→ Recorded information:
────────────────────────────────────────

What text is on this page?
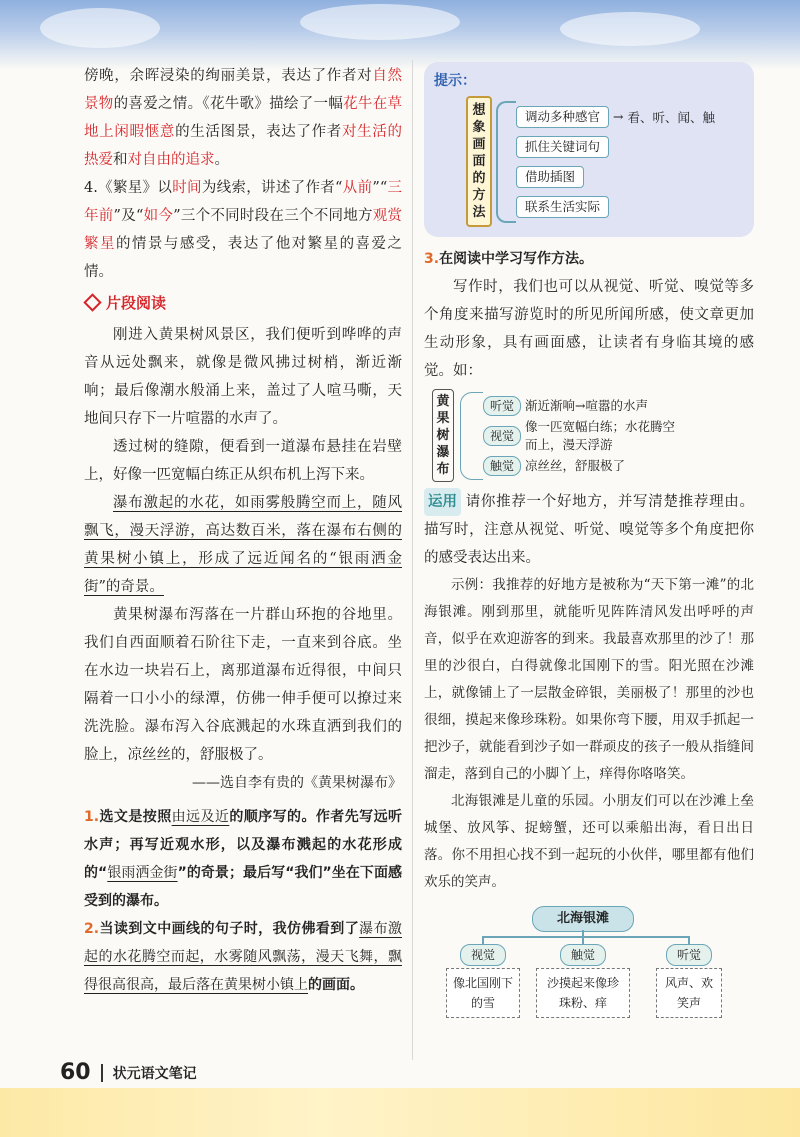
傍晚，余晖浸染的绚丽美景，表达了作者对自然景物的喜爱之情。《花牛歌》描绘了一幅花牛在草地上闲暇惬意的生活图景，表达了作者对生活的热爱和对自由的追求。

4.《繁星》以时间为线索，讲述了作者“从前”“三年前”及“如今”三个不同时段在三个不同地方观赏繁星的情景与感受，表达了他对繁星的喜爱之情。

片段阅读

刚进入黄果树风景区，我们便听到哗哗的声音从远处飘来，就像是微风拂过树梢，渐近渐响；最后像潮水般涌上来，盖过了人喧马嘶，天地间只存下一片喧嚣的水声了。

透过树的缝隙，便看到一道瀑布悬挂在岩壁上，好像一匹宽幅白练正从织布机上泻下来。

瀑布激起的水花，如雨雾般腾空而上，随风飘飞，漫天浮游，高达数百米，落在瀑布右侧的黄果树小镇上，形成了远近闻名的“银雨洒金街”的奇景。

黄果树瀑布泻落在一片群山环抱的谷地里。我们自西面顺着石阶往下走，一直来到谷底。坐在水边一块岩石上，离那道瀑布近得很，中间只隔着一口小小的绿潭，仿佛一伸手便可以撩过来洗洗脸。瀑布泻入谷底溅起的水珠直洒到我们的脸上，凉丝丝的，舒服极了。

——选自李有贵的《黄果树瀑布》

1.选文是按照由远及近的顺序写的。作者先写远听水声；再写近观水形，以及瀑布溅起的水花形成的“银雨洒金街”的奇景；最后写“我们”坐在下面感受到的瀑布。

2.当读到文中画线的句子时，我仿佛看到了瀑布激起的水花腾空而起，水雾随风飘荡，漫天飞舞，飘得很高很高，最后落在黄果树小镇上的画面。

提示：
想象画面的方法
调动多种感官	→ 看、听、闻、触
抓住关键词句
借助插图
联系生活实际

3.在阅读中学习写作方法。

写作时，我们也可以从视觉、听觉、嗅觉等多个角度来描写游览时的所见所闻所感，使文章更加生动形象，具有画面感，让读者有身临其境的感觉。如：

黄果树瀑布
听觉 渐近渐响→喧嚣的水声
视觉
像一匹宽幅白练；水花腾空而上，漫天浮游
触觉 凉丝丝，舒服极了

运用 请你推荐一个好地方，并写清楚推荐理由。描写时，注意从视觉、听觉、嗅觉等多个角度把你的感受表达出来。

示例：我推荐的好地方是被称为“天下第一滩”的北海银滩。刚到那里，就能听见阵阵清风发出呼呼的声音，似乎在欢迎游客的到来。我最喜欢那里的沙了！那里的沙很白，白得就像北国刚下的雪。阳光照在沙滩上，就像铺上了一层散金碎银，美丽极了！那里的沙也很细，摸起来像珍珠粉。如果你弯下腰，用双手抓起一把沙子，就能看到沙子如一群顽皮的孩子一般从指缝间溜走，落到自己的小脚丫上，痒得你咯咯笑。

北海银滩是儿童的乐园。小朋友们可以在沙滩上垒城堡、放风筝、捉螃蟹，还可以乘船出海，看日出日落。你不用担心找不到一起玩的小伙伴，哪里都有他们欢乐的笑声。

北海银滩
视觉	触觉	听觉
像北国刚下的雪
沙摸起来像珍珠粉、痒
风声、欢笑声
60 状元语文笔记
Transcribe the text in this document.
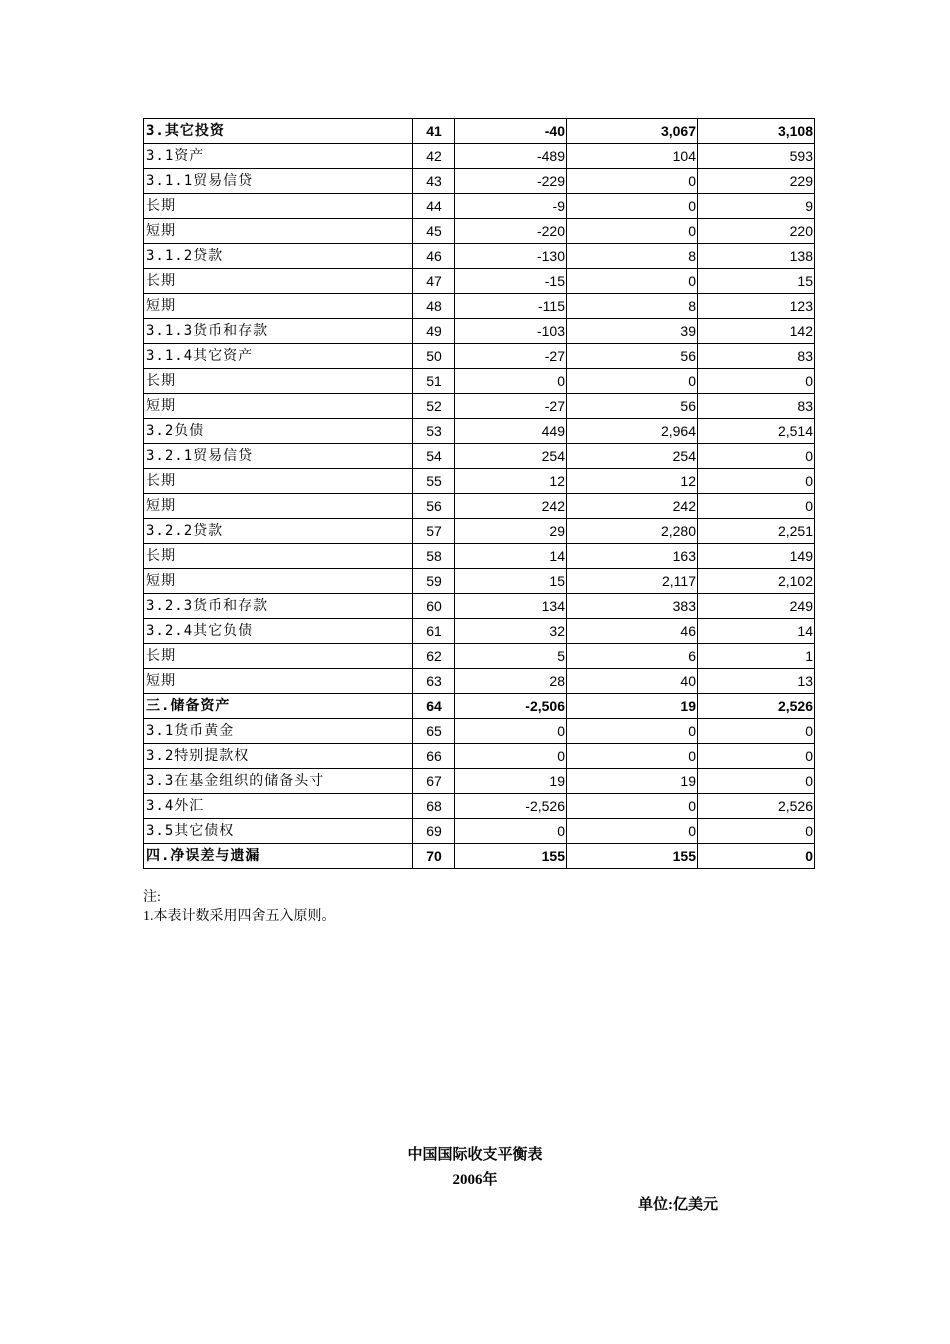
3.其它投资	41	-40	3,067	3,108
3.1资产	42	-489	104	593
3.1.1贸易信贷	43	-229	0	229
长期	44	-9	0	9
短期	45	-220	0	220
3.1.2贷款	46	-130	8	138
长期	47	-15	0	15
短期	48	-115	8	123
3.1.3货币和存款	49	-103	39	142
3.1.4其它资产	50	-27	56	83
长期	51	0	0	0
短期	52	-27	56	83
3.2负债	53	449	2,964	2,514
3.2.1贸易信贷	54	254	254	0
长期	55	12	12	0
短期	56	242	242	0
3.2.2贷款	57	29	2,280	2,251
长期	58	14	163	149
短期	59	15	2,117	2,102
3.2.3货币和存款	60	134	383	249
3.2.4其它负债	61	32	46	14
长期	62	5	6	1
短期	63	28	40	13
三.储备资产	64	-2,506	19	2,526
3.1货币黄金	65	0	0	0
3.2特别提款权	66	0	0	0
3.3在基金组织的储备头寸	67	19	19	0
3.4外汇	68	-2,526	0	2,526
3.5其它债权	69	0	0	0
四.净误差与遗漏	70	155	155	0
注:
1.本表计数采用四舍五入原则。
中国国际收支平衡表
2006年
单位:亿美元
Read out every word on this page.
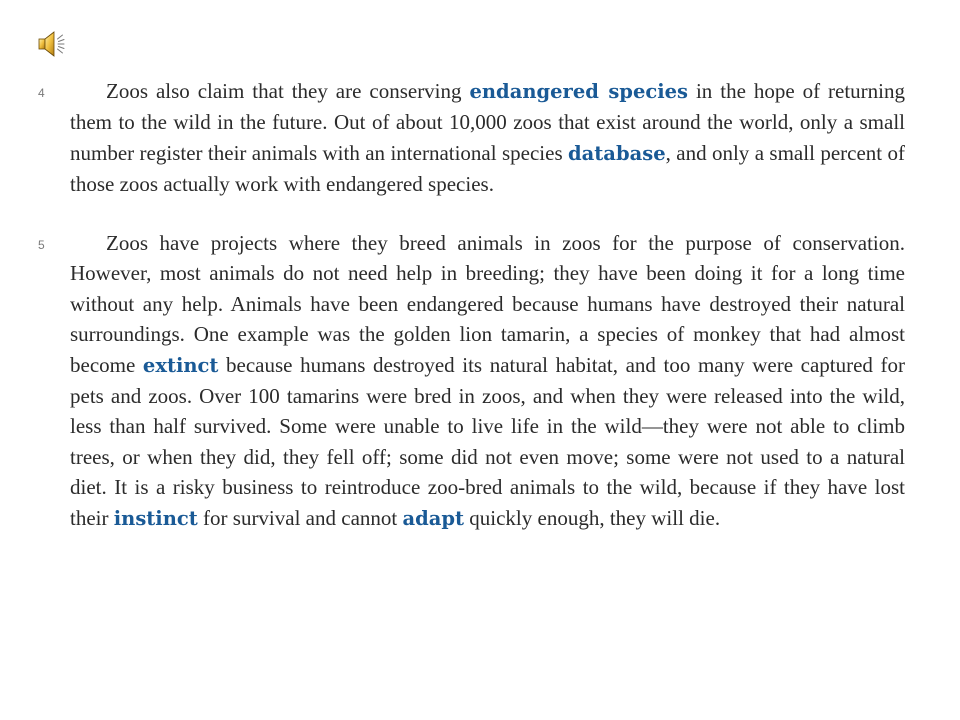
4	Zoos also claim that they are conserving endangered species in the hope of returning them to the wild in the future. Out of about 10,000 zoos that exist around the world, only a small number register their animals with an international species database, and only a small percent of those zoos actually work with endangered species.

5	Zoos have projects where they breed animals in zoos for the purpose of conservation. However, most animals do not need help in breeding; they have been doing it for a long time without any help. Animals have been endangered because humans have destroyed their natural surroundings. One example was the golden lion tamarin, a species of monkey that had almost become extinct because humans destroyed its natural habitat, and too many were captured for pets and zoos. Over 100 tamarins were bred in zoos, and when they were released into the wild, less than half survived. Some were unable to live life in the wild—they were not able to climb trees, or when they did, they fell off; some did not even move; some were not used to a natural diet. It is a risky business to reintroduce zoo-bred animals to the wild, because if they have lost their instinct for survival and cannot adapt quickly enough, they will die.
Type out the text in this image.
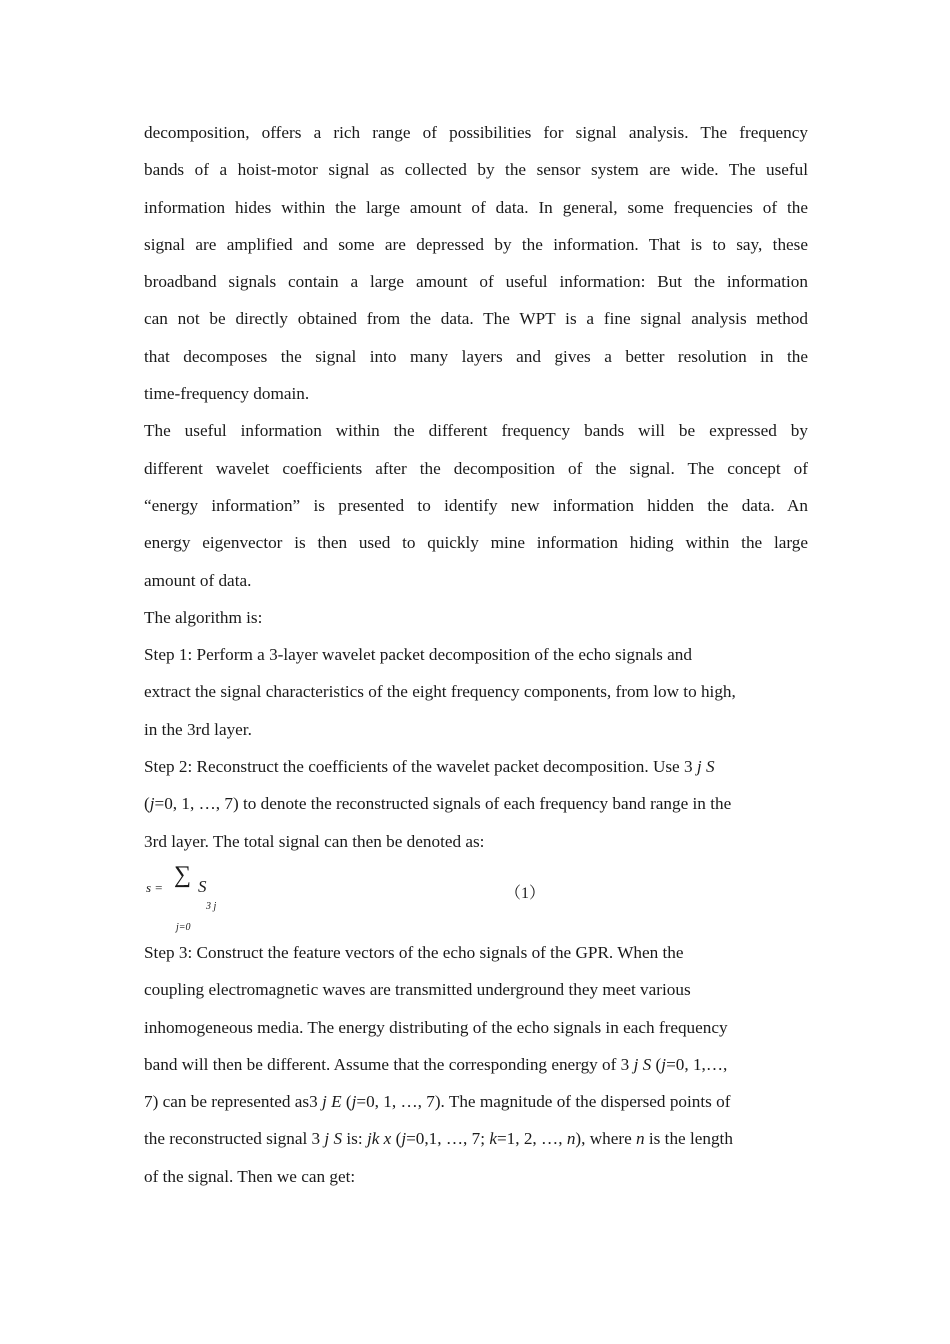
decomposition, offers a rich range of possibilities for signal analysis. The frequency
bands of a hoist-motor signal as collected by the sensor system are wide. The useful
information hides within the large amount of data. In general, some frequencies of the
signal are amplified and some are depressed by the information. That is to say, these
broadband signals contain a large amount of useful information: But the information
can not be directly obtained from the data. The WPT is a fine signal analysis method
that decomposes the signal into many layers and gives a better resolution in the
time-frequency domain.
The useful information within the different frequency bands will be expressed by
different wavelet coefficients after the decomposition of the signal. The concept of
“energy information” is presented to identify new information hidden the data. An
energy eigenvector is then used to quickly mine information hiding within the large
amount of data.
The algorithm is:
Step 1: Perform a 3-layer wavelet packet decomposition of the echo signals and
extract the signal characteristics of the eight frequency components, from low to high,
in the 3rd layer.
Step 2: Reconstruct the coefficients of the wavelet packet decomposition. Use 3 j S
(j=0, 1, …, 7) to denote the reconstructed signals of each frequency band range in the
3rd layer. The total signal can then be denoted as:
s = ∑ S
3 j
j=0
（1）
Step 3: Construct the feature vectors of the echo signals of the GPR. When the
coupling electromagnetic waves are transmitted underground they meet various
inhomogeneous media. The energy distributing of the echo signals in each frequency
band will then be different. Assume that the corresponding energy of 3 j S (j=0, 1,…,
7) can be represented as3 j E (j=0, 1, …, 7). The magnitude of the dispersed points of
the reconstructed signal 3 j S is: jk x (j=0,1, …, 7; k=1, 2, …, n), where n is the length
of the signal. Then we can get:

────────────────────────────────────────

→ Do this: Read the entries above, then pull out the lines that include "packet".

→ Completed task:
Step 1: Perform a 3-layer wavelet packet decomposition of the echo signals and
Step 2: Reconstruct the coefficients of the wavelet packet decomposition. Use 3 j S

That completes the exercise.